Work to be completed: Copy every line of the records below word for word, leaving out the pictures.

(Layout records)
######

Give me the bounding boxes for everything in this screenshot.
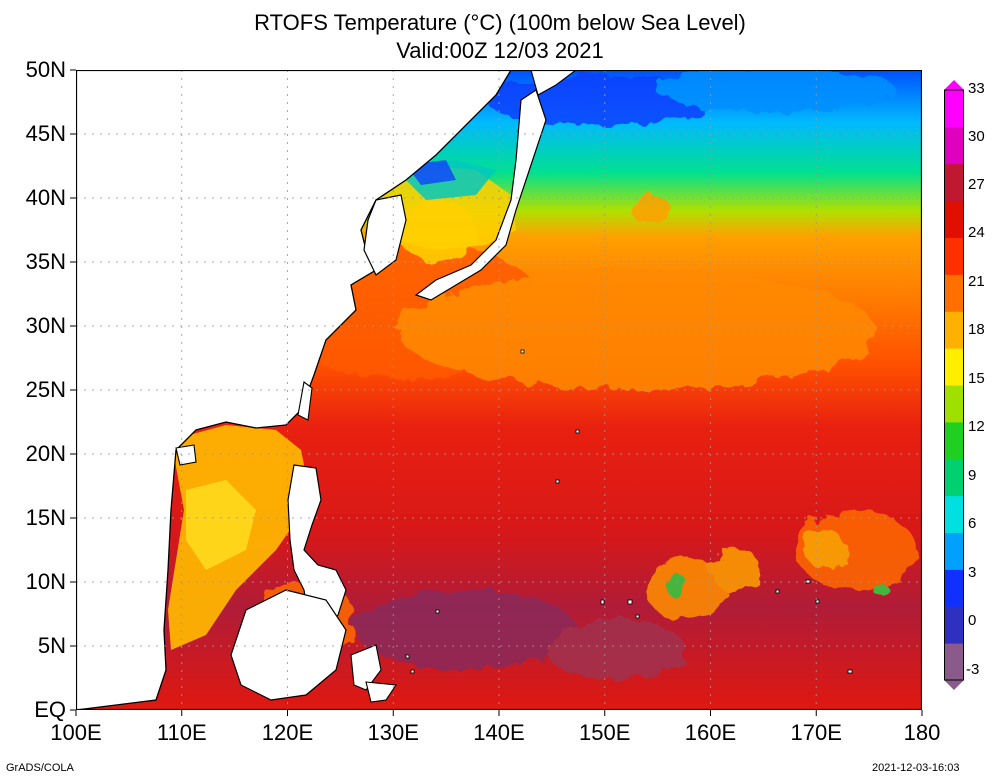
colorbar-segment [944, 421, 964, 460]
colorbar-segment [944, 237, 964, 275]
korea [363, 194, 407, 276]
colorbar-label-12: 12 [968, 418, 985, 435]
lon-label-110e: 110E [156, 720, 207, 745]
colorbar-segment [944, 606, 964, 644]
japan [414, 89, 547, 301]
colorbar-segment [944, 569, 964, 607]
colorbar-segment [944, 200, 964, 238]
colorbar-label-27: 27 [968, 176, 985, 193]
colorbar-label-30: 30 [968, 128, 985, 145]
colorbar [944, 80, 964, 690]
colorbar-segment [944, 348, 964, 386]
lon-label-160e: 160E [684, 720, 737, 745]
lon-label-100e: 100E [50, 720, 102, 745]
lat-label-30n: 30N [25, 313, 66, 338]
colorbar-label-6: 6 [968, 515, 977, 532]
borneo [230, 589, 347, 701]
colorbar-label-3: 3 [968, 564, 977, 581]
map-title-line2: Valid:00Z 12/03 2021 [396, 38, 604, 63]
lat-label-10n: 10N [25, 569, 66, 594]
lat-label-50n: 50N [25, 57, 66, 82]
lon-label-150e: 150E [579, 720, 631, 745]
philippines [287, 464, 347, 631]
lat-label-15n: 15N [25, 505, 66, 530]
colorbar-segment [944, 163, 964, 202]
colorbar-label-21: 21 [968, 273, 985, 290]
colorbar-segment [944, 495, 964, 533]
footer-timestamp: 2021-12-03-16:03 [872, 762, 960, 774]
colorbar-label-9: 9 [968, 467, 977, 484]
colorbar-label-0: 0 [968, 612, 977, 629]
lat-label-35n: 35N [25, 249, 66, 274]
lat-label-45n: 45N [25, 121, 66, 146]
colorbar-label-24: 24 [968, 224, 985, 241]
gridlines [76, 70, 922, 710]
colorbar-label-15: 15 [968, 370, 985, 387]
temperature-map [76, 70, 922, 710]
taiwan [297, 381, 313, 421]
colorbar-label-neg3: -3 [966, 661, 980, 678]
lat-label-eq: EQ [34, 697, 66, 722]
map-border [76, 70, 922, 710]
colorbar-bottom-arrow [944, 680, 964, 690]
map-title-line1: RTOFS Temperature (°C) (100m below Sea L… [254, 10, 746, 35]
colorbar-segment [944, 274, 964, 312]
colorbar-segment [944, 126, 964, 165]
lon-label-180: 180 [903, 720, 941, 745]
lon-label-140e: 140E [473, 720, 525, 745]
colorbar-segment [944, 458, 964, 497]
lat-label-20n: 20N [25, 441, 66, 466]
colorbar-segment [944, 90, 964, 128]
lon-label-120e: 120E [261, 720, 314, 745]
colorbar-top-arrow [944, 80, 964, 90]
lat-label-40n: 40N [25, 185, 66, 210]
colorbar-segment [944, 311, 964, 349]
colorbar-label-33: 33 [968, 80, 985, 97]
colorbar-segment [944, 532, 964, 570]
lon-label-130e: 130E [367, 720, 419, 745]
colorbar-segment [944, 385, 964, 423]
colorbar-segment [944, 643, 964, 681]
lat-label-5n: 5N [37, 633, 66, 658]
lon-label-170e: 170E [790, 720, 842, 745]
colorbar-label-18: 18 [968, 321, 985, 338]
lat-label-25n: 25N [25, 377, 66, 402]
footer-credit: GrADS/COLA [6, 762, 74, 774]
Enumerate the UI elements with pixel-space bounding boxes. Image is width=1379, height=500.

######

Full response:
Give me the bounding boxes for everything in this screenshot.
colorbar-segment [944, 421, 964, 460]
colorbar-segment [944, 237, 964, 275]
korea [363, 194, 407, 276]
colorbar-label-12: 12 [968, 418, 985, 435]
lon-label-110e: 110E [156, 720, 207, 745]
colorbar-segment [944, 606, 964, 644]
japan [414, 89, 547, 301]
colorbar-segment [944, 569, 964, 607]
colorbar-segment [944, 200, 964, 238]
colorbar-label-27: 27 [968, 176, 985, 193]
colorbar-label-30: 30 [968, 128, 985, 145]
colorbar [944, 80, 964, 690]
colorbar-segment [944, 348, 964, 386]
lon-label-160e: 160E [684, 720, 737, 745]
lon-label-100e: 100E [50, 720, 102, 745]
lat-label-30n: 30N [25, 313, 66, 338]
colorbar-label-6: 6 [968, 515, 977, 532]
borneo [230, 589, 347, 701]
colorbar-label-3: 3 [968, 564, 977, 581]
map-title-line2: Valid:00Z 12/03 2021 [396, 38, 604, 63]
lat-label-10n: 10N [25, 569, 66, 594]
lat-label-50n: 50N [25, 57, 66, 82]
lon-label-150e: 150E [579, 720, 631, 745]
philippines [287, 464, 347, 631]
lat-label-15n: 15N [25, 505, 66, 530]
colorbar-segment [944, 163, 964, 202]
colorbar-label-21: 21 [968, 273, 985, 290]
colorbar-segment [944, 495, 964, 533]
footer-timestamp: 2021-12-03-16:03 [872, 762, 960, 774]
colorbar-label-9: 9 [968, 467, 977, 484]
colorbar-label-0: 0 [968, 612, 977, 629]
lat-label-35n: 35N [25, 249, 66, 274]
lat-label-45n: 45N [25, 121, 66, 146]
colorbar-label-24: 24 [968, 224, 985, 241]
gridlines [76, 70, 922, 710]
colorbar-label-15: 15 [968, 370, 985, 387]
temperature-map [76, 70, 922, 710]
taiwan [297, 381, 313, 421]
colorbar-label-neg3: -3 [966, 661, 980, 678]
lat-label-eq: EQ [34, 697, 66, 722]
map-border [76, 70, 922, 710]
colorbar-bottom-arrow [944, 680, 964, 690]
map-title-line1: RTOFS Temperature (°C) (100m below Sea L… [254, 10, 746, 35]
colorbar-segment [944, 274, 964, 312]
colorbar-segment [944, 126, 964, 165]
lon-label-180: 180 [903, 720, 941, 745]
lon-label-140e: 140E [473, 720, 525, 745]
colorbar-segment [944, 458, 964, 497]
lat-label-20n: 20N [25, 441, 66, 466]
colorbar-segment [944, 90, 964, 128]
lon-label-120e: 120E [261, 720, 314, 745]
colorbar-top-arrow [944, 80, 964, 90]
lat-label-40n: 40N [25, 185, 66, 210]
colorbar-segment [944, 311, 964, 349]
colorbar-label-33: 33 [968, 80, 985, 97]
colorbar-segment [944, 532, 964, 570]
lon-label-130e: 130E [367, 720, 419, 745]
colorbar-segment [944, 385, 964, 423]
colorbar-segment [944, 643, 964, 681]
lat-label-5n: 5N [37, 633, 66, 658]
lon-label-170e: 170E [790, 720, 842, 745]
colorbar-label-18: 18 [968, 321, 985, 338]
lat-label-25n: 25N [25, 377, 66, 402]
footer-credit: GrADS/COLA [6, 762, 74, 774]
Enumerate the UI elements with pixel-space bounding boxes. Image is width=1379, height=500.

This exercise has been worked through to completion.